Records shown —
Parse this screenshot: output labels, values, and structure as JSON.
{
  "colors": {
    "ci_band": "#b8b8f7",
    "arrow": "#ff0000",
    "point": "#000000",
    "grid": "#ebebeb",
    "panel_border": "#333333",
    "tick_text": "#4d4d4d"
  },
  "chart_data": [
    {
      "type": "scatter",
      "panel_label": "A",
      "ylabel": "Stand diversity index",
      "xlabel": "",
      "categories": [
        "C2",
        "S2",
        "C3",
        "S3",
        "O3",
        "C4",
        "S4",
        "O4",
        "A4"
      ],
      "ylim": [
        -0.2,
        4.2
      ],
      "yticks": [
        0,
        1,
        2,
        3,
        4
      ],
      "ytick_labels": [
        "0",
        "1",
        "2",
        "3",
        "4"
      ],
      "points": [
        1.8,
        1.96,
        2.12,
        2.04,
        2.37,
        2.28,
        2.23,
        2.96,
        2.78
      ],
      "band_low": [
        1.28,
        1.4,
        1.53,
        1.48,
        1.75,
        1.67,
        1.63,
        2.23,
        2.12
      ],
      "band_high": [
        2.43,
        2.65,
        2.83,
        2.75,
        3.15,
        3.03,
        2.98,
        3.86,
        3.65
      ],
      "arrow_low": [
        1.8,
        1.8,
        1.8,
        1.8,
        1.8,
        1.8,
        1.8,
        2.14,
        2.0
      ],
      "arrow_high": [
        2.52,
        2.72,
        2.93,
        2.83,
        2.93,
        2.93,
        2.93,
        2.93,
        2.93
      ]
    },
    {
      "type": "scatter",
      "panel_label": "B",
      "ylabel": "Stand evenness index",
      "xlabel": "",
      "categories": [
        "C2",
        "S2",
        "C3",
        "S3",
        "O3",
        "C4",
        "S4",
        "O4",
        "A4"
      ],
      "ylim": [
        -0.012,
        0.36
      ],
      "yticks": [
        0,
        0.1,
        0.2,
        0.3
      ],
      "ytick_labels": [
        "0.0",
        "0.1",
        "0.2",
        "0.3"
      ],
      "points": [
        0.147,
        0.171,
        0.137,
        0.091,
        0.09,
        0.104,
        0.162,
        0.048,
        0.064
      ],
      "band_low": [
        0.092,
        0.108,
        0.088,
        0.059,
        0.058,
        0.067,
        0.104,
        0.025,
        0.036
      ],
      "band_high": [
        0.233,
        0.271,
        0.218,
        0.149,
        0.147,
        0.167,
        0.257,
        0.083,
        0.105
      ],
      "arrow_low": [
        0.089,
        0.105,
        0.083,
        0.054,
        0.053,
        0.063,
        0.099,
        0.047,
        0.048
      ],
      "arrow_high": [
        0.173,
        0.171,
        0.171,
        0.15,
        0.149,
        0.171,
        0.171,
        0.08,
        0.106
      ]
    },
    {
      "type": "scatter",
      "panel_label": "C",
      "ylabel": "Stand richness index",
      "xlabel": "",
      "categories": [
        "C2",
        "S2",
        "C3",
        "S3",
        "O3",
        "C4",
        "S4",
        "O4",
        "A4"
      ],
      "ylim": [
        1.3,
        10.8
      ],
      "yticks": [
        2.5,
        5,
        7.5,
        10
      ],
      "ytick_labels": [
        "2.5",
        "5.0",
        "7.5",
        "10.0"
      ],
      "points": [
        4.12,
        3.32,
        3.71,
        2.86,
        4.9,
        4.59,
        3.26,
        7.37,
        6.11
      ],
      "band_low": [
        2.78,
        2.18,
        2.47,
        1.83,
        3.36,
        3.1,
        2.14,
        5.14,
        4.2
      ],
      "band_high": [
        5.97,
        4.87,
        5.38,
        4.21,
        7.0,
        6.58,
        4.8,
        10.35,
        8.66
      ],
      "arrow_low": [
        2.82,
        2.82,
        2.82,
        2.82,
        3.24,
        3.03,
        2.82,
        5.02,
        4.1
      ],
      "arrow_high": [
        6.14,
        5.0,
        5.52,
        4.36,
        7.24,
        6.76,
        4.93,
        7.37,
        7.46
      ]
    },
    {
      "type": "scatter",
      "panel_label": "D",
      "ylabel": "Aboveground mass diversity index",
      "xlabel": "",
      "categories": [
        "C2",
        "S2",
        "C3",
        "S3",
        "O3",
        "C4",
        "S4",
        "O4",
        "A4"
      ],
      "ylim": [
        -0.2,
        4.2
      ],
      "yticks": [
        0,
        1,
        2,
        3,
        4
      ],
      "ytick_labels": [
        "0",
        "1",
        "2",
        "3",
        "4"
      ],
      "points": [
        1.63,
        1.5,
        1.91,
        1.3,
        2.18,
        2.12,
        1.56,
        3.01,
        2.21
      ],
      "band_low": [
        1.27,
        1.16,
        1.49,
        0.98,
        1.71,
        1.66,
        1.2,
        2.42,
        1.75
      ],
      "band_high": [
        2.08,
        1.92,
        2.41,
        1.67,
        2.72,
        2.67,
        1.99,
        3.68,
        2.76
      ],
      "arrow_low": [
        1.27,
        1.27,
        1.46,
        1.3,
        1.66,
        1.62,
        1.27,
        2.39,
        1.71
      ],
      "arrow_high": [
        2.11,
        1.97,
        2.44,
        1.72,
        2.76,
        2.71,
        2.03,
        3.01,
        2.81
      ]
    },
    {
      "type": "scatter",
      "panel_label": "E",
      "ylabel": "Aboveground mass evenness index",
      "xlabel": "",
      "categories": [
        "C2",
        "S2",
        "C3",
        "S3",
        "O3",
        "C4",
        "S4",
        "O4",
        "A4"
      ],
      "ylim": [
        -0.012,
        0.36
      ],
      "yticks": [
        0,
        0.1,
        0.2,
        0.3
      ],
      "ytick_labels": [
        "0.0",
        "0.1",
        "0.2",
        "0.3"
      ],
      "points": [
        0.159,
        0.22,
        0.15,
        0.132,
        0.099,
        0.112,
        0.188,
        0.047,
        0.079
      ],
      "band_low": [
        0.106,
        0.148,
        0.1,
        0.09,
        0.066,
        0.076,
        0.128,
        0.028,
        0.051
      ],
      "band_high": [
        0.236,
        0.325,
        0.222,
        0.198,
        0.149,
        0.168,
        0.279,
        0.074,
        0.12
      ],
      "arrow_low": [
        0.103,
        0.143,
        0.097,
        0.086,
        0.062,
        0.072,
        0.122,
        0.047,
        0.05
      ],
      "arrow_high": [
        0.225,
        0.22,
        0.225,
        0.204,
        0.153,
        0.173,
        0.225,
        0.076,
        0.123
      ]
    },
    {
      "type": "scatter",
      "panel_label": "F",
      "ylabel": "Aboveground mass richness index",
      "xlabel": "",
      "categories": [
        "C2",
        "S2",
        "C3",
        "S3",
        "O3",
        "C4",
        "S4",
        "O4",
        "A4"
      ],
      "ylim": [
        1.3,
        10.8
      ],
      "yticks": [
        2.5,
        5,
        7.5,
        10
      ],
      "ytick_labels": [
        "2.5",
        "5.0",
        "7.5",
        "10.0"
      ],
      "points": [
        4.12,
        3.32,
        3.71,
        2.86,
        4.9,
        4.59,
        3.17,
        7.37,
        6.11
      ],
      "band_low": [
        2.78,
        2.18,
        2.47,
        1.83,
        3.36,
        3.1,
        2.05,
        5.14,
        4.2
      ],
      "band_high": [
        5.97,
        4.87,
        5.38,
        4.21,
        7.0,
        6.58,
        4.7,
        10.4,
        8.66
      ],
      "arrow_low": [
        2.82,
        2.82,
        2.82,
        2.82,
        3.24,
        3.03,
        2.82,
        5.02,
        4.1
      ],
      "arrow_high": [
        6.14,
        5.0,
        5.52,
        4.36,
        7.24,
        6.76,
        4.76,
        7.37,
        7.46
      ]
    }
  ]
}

Exercise prompt — Emit the records above again, exactly, with no line skipped.

Result of the exercise —
Parse this screenshot: output labels, values, and structure as JSON.
{
  "colors": {
    "ci_band": "#b8b8f7",
    "arrow": "#ff0000",
    "point": "#000000",
    "grid": "#ebebeb",
    "panel_border": "#333333",
    "tick_text": "#4d4d4d"
  },
  "chart_data": [
    {
      "type": "scatter",
      "panel_label": "A",
      "ylabel": "Stand diversity index",
      "xlabel": "",
      "categories": [
        "C2",
        "S2",
        "C3",
        "S3",
        "O3",
        "C4",
        "S4",
        "O4",
        "A4"
      ],
      "ylim": [
        -0.2,
        4.2
      ],
      "yticks": [
        0,
        1,
        2,
        3,
        4
      ],
      "ytick_labels": [
        "0",
        "1",
        "2",
        "3",
        "4"
      ],
      "points": [
        1.8,
        1.96,
        2.12,
        2.04,
        2.37,
        2.28,
        2.23,
        2.96,
        2.78
      ],
      "band_low": [
        1.28,
        1.4,
        1.53,
        1.48,
        1.75,
        1.67,
        1.63,
        2.23,
        2.12
      ],
      "band_high": [
        2.43,
        2.65,
        2.83,
        2.75,
        3.15,
        3.03,
        2.98,
        3.86,
        3.65
      ],
      "arrow_low": [
        1.8,
        1.8,
        1.8,
        1.8,
        1.8,
        1.8,
        1.8,
        2.14,
        2.0
      ],
      "arrow_high": [
        2.52,
        2.72,
        2.93,
        2.83,
        2.93,
        2.93,
        2.93,
        2.93,
        2.93
      ]
    },
    {
      "type": "scatter",
      "panel_label": "B",
      "ylabel": "Stand evenness index",
      "xlabel": "",
      "categories": [
        "C2",
        "S2",
        "C3",
        "S3",
        "O3",
        "C4",
        "S4",
        "O4",
        "A4"
      ],
      "ylim": [
        -0.012,
        0.36
      ],
      "yticks": [
        0,
        0.1,
        0.2,
        0.3
      ],
      "ytick_labels": [
        "0.0",
        "0.1",
        "0.2",
        "0.3"
      ],
      "points": [
        0.147,
        0.171,
        0.137,
        0.091,
        0.09,
        0.104,
        0.162,
        0.048,
        0.064
      ],
      "band_low": [
        0.092,
        0.108,
        0.088,
        0.059,
        0.058,
        0.067,
        0.104,
        0.025,
        0.036
      ],
      "band_high": [
        0.233,
        0.271,
        0.218,
        0.149,
        0.147,
        0.167,
        0.257,
        0.083,
        0.105
      ],
      "arrow_low": [
        0.089,
        0.105,
        0.083,
        0.054,
        0.053,
        0.063,
        0.099,
        0.047,
        0.048
      ],
      "arrow_high": [
        0.173,
        0.171,
        0.171,
        0.15,
        0.149,
        0.171,
        0.171,
        0.08,
        0.106
      ]
    },
    {
      "type": "scatter",
      "panel_label": "C",
      "ylabel": "Stand richness index",
      "xlabel": "",
      "categories": [
        "C2",
        "S2",
        "C3",
        "S3",
        "O3",
        "C4",
        "S4",
        "O4",
        "A4"
      ],
      "ylim": [
        1.3,
        10.8
      ],
      "yticks": [
        2.5,
        5,
        7.5,
        10
      ],
      "ytick_labels": [
        "2.5",
        "5.0",
        "7.5",
        "10.0"
      ],
      "points": [
        4.12,
        3.32,
        3.71,
        2.86,
        4.9,
        4.59,
        3.26,
        7.37,
        6.11
      ],
      "band_low": [
        2.78,
        2.18,
        2.47,
        1.83,
        3.36,
        3.1,
        2.14,
        5.14,
        4.2
      ],
      "band_high": [
        5.97,
        4.87,
        5.38,
        4.21,
        7.0,
        6.58,
        4.8,
        10.35,
        8.66
      ],
      "arrow_low": [
        2.82,
        2.82,
        2.82,
        2.82,
        3.24,
        3.03,
        2.82,
        5.02,
        4.1
      ],
      "arrow_high": [
        6.14,
        5.0,
        5.52,
        4.36,
        7.24,
        6.76,
        4.93,
        7.37,
        7.46
      ]
    },
    {
      "type": "scatter",
      "panel_label": "D",
      "ylabel": "Aboveground mass diversity index",
      "xlabel": "",
      "categories": [
        "C2",
        "S2",
        "C3",
        "S3",
        "O3",
        "C4",
        "S4",
        "O4",
        "A4"
      ],
      "ylim": [
        -0.2,
        4.2
      ],
      "yticks": [
        0,
        1,
        2,
        3,
        4
      ],
      "ytick_labels": [
        "0",
        "1",
        "2",
        "3",
        "4"
      ],
      "points": [
        1.63,
        1.5,
        1.91,
        1.3,
        2.18,
        2.12,
        1.56,
        3.01,
        2.21
      ],
      "band_low": [
        1.27,
        1.16,
        1.49,
        0.98,
        1.71,
        1.66,
        1.2,
        2.42,
        1.75
      ],
      "band_high": [
        2.08,
        1.92,
        2.41,
        1.67,
        2.72,
        2.67,
        1.99,
        3.68,
        2.76
      ],
      "arrow_low": [
        1.27,
        1.27,
        1.46,
        1.3,
        1.66,
        1.62,
        1.27,
        2.39,
        1.71
      ],
      "arrow_high": [
        2.11,
        1.97,
        2.44,
        1.72,
        2.76,
        2.71,
        2.03,
        3.01,
        2.81
      ]
    },
    {
      "type": "scatter",
      "panel_label": "E",
      "ylabel": "Aboveground mass evenness index",
      "xlabel": "",
      "categories": [
        "C2",
        "S2",
        "C3",
        "S3",
        "O3",
        "C4",
        "S4",
        "O4",
        "A4"
      ],
      "ylim": [
        -0.012,
        0.36
      ],
      "yticks": [
        0,
        0.1,
        0.2,
        0.3
      ],
      "ytick_labels": [
        "0.0",
        "0.1",
        "0.2",
        "0.3"
      ],
      "points": [
        0.159,
        0.22,
        0.15,
        0.132,
        0.099,
        0.112,
        0.188,
        0.047,
        0.079
      ],
      "band_low": [
        0.106,
        0.148,
        0.1,
        0.09,
        0.066,
        0.076,
        0.128,
        0.028,
        0.051
      ],
      "band_high": [
        0.236,
        0.325,
        0.222,
        0.198,
        0.149,
        0.168,
        0.279,
        0.074,
        0.12
      ],
      "arrow_low": [
        0.103,
        0.143,
        0.097,
        0.086,
        0.062,
        0.072,
        0.122,
        0.047,
        0.05
      ],
      "arrow_high": [
        0.225,
        0.22,
        0.225,
        0.204,
        0.153,
        0.173,
        0.225,
        0.076,
        0.123
      ]
    },
    {
      "type": "scatter",
      "panel_label": "F",
      "ylabel": "Aboveground mass richness index",
      "xlabel": "",
      "categories": [
        "C2",
        "S2",
        "C3",
        "S3",
        "O3",
        "C4",
        "S4",
        "O4",
        "A4"
      ],
      "ylim": [
        1.3,
        10.8
      ],
      "yticks": [
        2.5,
        5,
        7.5,
        10
      ],
      "ytick_labels": [
        "2.5",
        "5.0",
        "7.5",
        "10.0"
      ],
      "points": [
        4.12,
        3.32,
        3.71,
        2.86,
        4.9,
        4.59,
        3.17,
        7.37,
        6.11
      ],
      "band_low": [
        2.78,
        2.18,
        2.47,
        1.83,
        3.36,
        3.1,
        2.05,
        5.14,
        4.2
      ],
      "band_high": [
        5.97,
        4.87,
        5.38,
        4.21,
        7.0,
        6.58,
        4.7,
        10.4,
        8.66
      ],
      "arrow_low": [
        2.82,
        2.82,
        2.82,
        2.82,
        3.24,
        3.03,
        2.82,
        5.02,
        4.1
      ],
      "arrow_high": [
        6.14,
        5.0,
        5.52,
        4.36,
        7.24,
        6.76,
        4.76,
        7.37,
        7.46
      ]
    }
  ]
}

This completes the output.